■ **SUPPLIED RECORDS**:
--

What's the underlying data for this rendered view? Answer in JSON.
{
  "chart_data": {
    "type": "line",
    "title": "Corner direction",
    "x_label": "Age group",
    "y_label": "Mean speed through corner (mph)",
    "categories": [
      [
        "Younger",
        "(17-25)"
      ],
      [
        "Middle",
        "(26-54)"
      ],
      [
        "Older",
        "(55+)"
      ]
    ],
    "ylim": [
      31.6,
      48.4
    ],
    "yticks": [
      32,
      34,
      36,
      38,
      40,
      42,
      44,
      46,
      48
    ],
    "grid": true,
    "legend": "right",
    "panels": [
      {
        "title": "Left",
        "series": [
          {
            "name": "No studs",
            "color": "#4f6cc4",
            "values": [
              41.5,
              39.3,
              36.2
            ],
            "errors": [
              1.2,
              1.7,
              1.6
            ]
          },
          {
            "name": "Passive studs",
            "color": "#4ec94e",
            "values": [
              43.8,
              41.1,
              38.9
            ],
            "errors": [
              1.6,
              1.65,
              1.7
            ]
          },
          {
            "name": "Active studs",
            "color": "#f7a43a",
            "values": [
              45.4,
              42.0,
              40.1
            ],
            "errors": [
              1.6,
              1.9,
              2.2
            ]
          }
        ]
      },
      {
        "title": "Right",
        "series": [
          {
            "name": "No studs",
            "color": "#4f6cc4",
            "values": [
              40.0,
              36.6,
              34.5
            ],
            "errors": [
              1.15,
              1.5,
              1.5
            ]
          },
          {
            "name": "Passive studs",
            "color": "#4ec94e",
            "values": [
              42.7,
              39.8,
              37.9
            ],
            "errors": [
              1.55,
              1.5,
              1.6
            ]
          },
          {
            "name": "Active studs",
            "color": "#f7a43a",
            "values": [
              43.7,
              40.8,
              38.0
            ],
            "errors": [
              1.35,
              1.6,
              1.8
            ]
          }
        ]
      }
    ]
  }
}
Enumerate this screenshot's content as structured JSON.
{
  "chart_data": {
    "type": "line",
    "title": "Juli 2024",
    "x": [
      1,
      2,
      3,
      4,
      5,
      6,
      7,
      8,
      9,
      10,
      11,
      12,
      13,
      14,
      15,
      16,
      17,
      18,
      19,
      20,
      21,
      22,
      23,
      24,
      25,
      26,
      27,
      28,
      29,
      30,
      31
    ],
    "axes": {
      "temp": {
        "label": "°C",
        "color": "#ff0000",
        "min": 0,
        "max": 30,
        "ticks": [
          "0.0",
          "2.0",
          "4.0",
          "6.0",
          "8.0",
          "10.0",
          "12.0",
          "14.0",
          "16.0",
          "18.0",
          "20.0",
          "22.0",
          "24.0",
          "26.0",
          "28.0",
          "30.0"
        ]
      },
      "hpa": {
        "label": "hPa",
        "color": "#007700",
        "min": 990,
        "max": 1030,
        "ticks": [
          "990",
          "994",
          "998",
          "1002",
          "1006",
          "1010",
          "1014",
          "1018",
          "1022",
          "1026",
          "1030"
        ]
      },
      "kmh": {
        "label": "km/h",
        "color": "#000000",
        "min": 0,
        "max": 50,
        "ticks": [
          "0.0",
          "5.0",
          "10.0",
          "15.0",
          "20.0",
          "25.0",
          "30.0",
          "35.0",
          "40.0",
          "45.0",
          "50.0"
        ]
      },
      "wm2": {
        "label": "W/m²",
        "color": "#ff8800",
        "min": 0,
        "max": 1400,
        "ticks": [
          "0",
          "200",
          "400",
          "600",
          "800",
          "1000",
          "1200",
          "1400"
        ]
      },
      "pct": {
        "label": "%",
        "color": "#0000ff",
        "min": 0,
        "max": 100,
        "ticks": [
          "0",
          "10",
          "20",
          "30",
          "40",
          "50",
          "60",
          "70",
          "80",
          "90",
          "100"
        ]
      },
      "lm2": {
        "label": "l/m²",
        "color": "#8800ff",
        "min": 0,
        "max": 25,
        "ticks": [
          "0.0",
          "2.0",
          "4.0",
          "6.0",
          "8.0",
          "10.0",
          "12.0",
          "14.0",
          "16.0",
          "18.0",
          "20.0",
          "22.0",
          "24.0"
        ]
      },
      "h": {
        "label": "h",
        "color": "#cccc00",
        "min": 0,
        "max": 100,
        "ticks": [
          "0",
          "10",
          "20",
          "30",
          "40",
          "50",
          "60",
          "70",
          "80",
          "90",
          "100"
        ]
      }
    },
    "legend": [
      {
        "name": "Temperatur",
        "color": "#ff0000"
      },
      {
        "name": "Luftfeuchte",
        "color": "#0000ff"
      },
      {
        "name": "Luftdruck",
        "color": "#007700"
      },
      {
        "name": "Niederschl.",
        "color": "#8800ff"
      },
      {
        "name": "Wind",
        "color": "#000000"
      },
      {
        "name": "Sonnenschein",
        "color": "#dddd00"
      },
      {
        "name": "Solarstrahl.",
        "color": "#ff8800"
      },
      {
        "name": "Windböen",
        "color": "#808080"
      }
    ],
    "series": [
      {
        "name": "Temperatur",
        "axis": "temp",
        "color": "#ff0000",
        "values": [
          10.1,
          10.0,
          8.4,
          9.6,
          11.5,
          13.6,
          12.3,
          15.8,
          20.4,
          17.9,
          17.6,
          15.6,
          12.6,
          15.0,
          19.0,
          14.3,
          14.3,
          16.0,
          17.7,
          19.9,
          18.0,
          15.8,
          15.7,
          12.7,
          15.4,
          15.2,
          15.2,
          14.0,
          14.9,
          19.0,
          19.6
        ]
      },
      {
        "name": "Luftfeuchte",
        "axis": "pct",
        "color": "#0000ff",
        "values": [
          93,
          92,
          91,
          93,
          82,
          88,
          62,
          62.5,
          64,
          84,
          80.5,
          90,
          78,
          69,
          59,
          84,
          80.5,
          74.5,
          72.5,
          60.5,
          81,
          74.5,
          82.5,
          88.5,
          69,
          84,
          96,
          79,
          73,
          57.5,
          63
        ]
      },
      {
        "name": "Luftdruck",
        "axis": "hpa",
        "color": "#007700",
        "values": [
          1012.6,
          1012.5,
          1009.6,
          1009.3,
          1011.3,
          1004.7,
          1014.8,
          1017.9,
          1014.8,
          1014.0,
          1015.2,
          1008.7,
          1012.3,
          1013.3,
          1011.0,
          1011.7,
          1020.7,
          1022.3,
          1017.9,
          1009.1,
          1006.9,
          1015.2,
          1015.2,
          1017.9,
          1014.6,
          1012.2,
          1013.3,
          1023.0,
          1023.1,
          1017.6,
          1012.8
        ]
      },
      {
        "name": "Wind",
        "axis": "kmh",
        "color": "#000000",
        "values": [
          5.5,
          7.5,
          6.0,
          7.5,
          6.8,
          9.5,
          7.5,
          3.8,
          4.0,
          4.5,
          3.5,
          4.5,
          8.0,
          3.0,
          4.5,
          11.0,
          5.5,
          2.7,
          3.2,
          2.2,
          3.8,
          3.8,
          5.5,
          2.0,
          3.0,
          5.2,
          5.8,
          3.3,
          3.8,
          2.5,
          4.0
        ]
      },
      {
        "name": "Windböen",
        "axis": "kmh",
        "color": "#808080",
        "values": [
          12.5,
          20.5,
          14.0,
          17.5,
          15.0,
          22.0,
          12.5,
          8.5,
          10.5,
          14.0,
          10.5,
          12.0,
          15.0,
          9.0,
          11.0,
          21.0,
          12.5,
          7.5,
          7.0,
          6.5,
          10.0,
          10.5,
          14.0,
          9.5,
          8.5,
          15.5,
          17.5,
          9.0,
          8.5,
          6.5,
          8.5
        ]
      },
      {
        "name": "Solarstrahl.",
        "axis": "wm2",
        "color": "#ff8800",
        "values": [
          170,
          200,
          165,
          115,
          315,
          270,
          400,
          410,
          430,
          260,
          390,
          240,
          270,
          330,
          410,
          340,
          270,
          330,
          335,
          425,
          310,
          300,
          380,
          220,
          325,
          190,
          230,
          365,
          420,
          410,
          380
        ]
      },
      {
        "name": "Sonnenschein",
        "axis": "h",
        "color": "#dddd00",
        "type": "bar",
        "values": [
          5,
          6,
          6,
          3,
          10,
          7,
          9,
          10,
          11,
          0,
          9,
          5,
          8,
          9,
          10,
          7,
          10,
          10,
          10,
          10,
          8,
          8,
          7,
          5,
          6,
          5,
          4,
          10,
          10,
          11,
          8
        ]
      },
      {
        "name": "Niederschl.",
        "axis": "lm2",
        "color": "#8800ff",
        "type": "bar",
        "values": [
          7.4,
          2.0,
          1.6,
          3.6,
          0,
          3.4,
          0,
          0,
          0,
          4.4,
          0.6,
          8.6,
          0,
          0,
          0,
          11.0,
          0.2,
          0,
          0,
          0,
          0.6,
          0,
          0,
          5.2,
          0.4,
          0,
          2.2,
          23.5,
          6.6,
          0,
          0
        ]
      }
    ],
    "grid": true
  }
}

--

■ **STATED GOAL**: Determine the number of lines containing "JSON". Write only that number.

■ **WRITTEN SOLUTION**: 2